▶ _DATASET RECORDS_
******************************

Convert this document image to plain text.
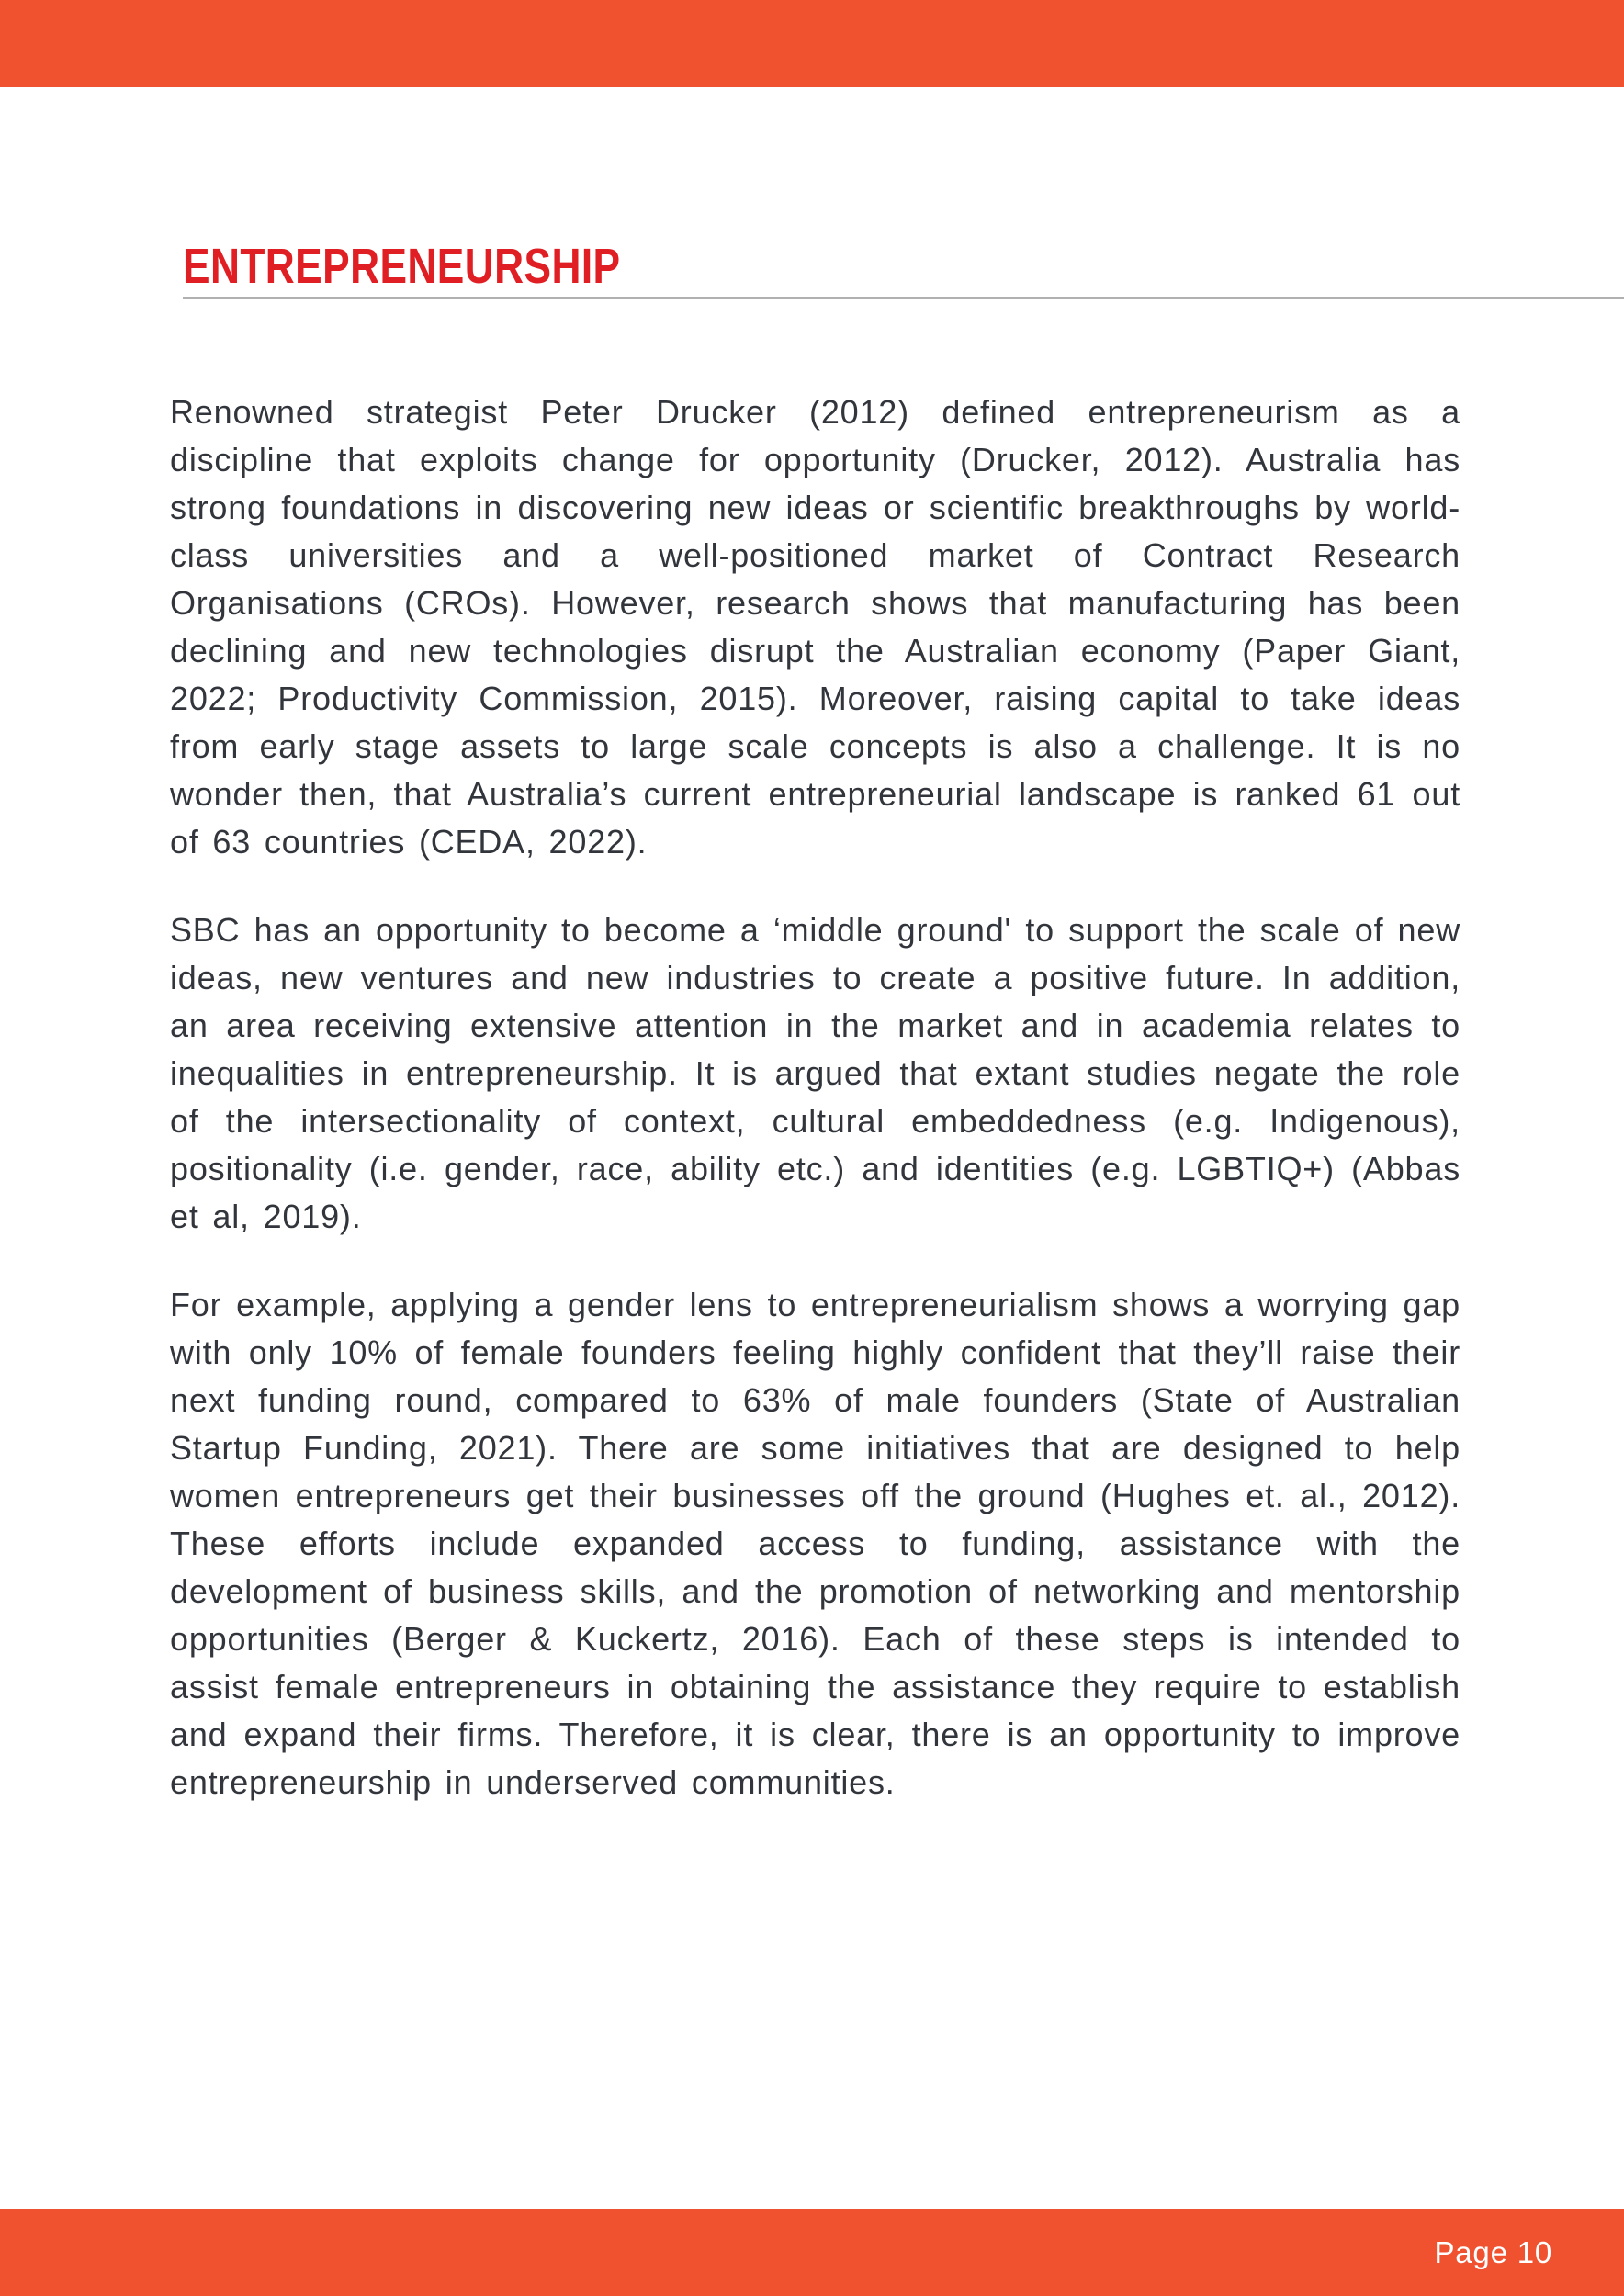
ENTREPRENEURSHIP

Renowned strategist Peter Drucker (2012) defined entrepreneurism as a discipline that exploits change for opportunity (Drucker, 2012). Australia has strong foundations in discovering new ideas or scientific breakthroughs by world-class universities and a well-positioned market of Contract Research Organisations (CROs). However, research shows that manufacturing has been declining and new technologies disrupt the Australian economy (Paper Giant, 2022; Productivity Commission, 2015). Moreover, raising capital to take ideas from early stage assets to large scale concepts is also a challenge. It is no wonder then, that Australia’s current entrepreneurial landscape is ranked 61 out of 63 countries (CEDA, 2022).

SBC has an opportunity to become a ‘middle ground' to support the scale of new ideas, new ventures and new industries to create a positive future. In addition, an area receiving extensive attention in the market and in academia relates to inequalities in entrepreneurship. It is argued that extant studies negate the role of the intersectionality of context, cultural embeddedness (e.g. Indigenous), positionality (i.e. gender, race, ability etc.) and identities (e.g. LGBTIQ+) (Abbas et al, 2019).

For example, applying a gender lens to entrepreneurialism shows a worrying gap with only 10% of female founders feeling highly confident that they’ll raise their next funding round, compared to 63% of male founders (State of Australian Startup Funding, 2021). There are some initiatives that are designed to help women entrepreneurs get their businesses off the ground (Hughes et. al., 2012). These efforts include expanded access to funding, assistance with the development of business skills, and the promotion of networking and mentorship opportunities (Berger & Kuckertz, 2016). Each of these steps is intended to assist female entrepreneurs in obtaining the assistance they require to establish and expand their firms. Therefore, it is clear, there is an opportunity to improve entrepreneurship in underserved communities.

Page 10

******************************

▶ _WHAT YOU SHOULD DO_
Your copy should match the entries exactly, minus the pictures.

▶ _EXPECTED OUTPUT_
Convert this document image to plain text.
ENTREPRENEURSHIP

Renowned strategist Peter Drucker (2012) defined entrepreneurism as a discipline that exploits change for opportunity (Drucker, 2012). Australia has strong foundations in discovering new ideas or scientific breakthroughs by world-class universities and a well-positioned market of Contract Research Organisations (CROs). However, research shows that manufacturing has been declining and new technologies disrupt the Australian economy (Paper Giant, 2022; Productivity Commission, 2015). Moreover, raising capital to take ideas from early stage assets to large scale concepts is also a challenge. It is no wonder then, that Australia’s current entrepreneurial landscape is ranked 61 out of 63 countries (CEDA, 2022).

SBC has an opportunity to become a ‘middle ground' to support the scale of new ideas, new ventures and new industries to create a positive future. In addition, an area receiving extensive attention in the market and in academia relates to inequalities in entrepreneurship. It is argued that extant studies negate the role of the intersectionality of context, cultural embeddedness (e.g. Indigenous), positionality (i.e. gender, race, ability etc.) and identities (e.g. LGBTIQ+) (Abbas et al, 2019).

For example, applying a gender lens to entrepreneurialism shows a worrying gap with only 10% of female founders feeling highly confident that they’ll raise their next funding round, compared to 63% of male founders (State of Australian Startup Funding, 2021). There are some initiatives that are designed to help women entrepreneurs get their businesses off the ground (Hughes et. al., 2012). These efforts include expanded access to funding, assistance with the development of business skills, and the promotion of networking and mentorship opportunities (Berger & Kuckertz, 2016). Each of these steps is intended to assist female entrepreneurs in obtaining the assistance they require to establish and expand their firms. Therefore, it is clear, there is an opportunity to improve entrepreneurship in underserved communities.

Page 10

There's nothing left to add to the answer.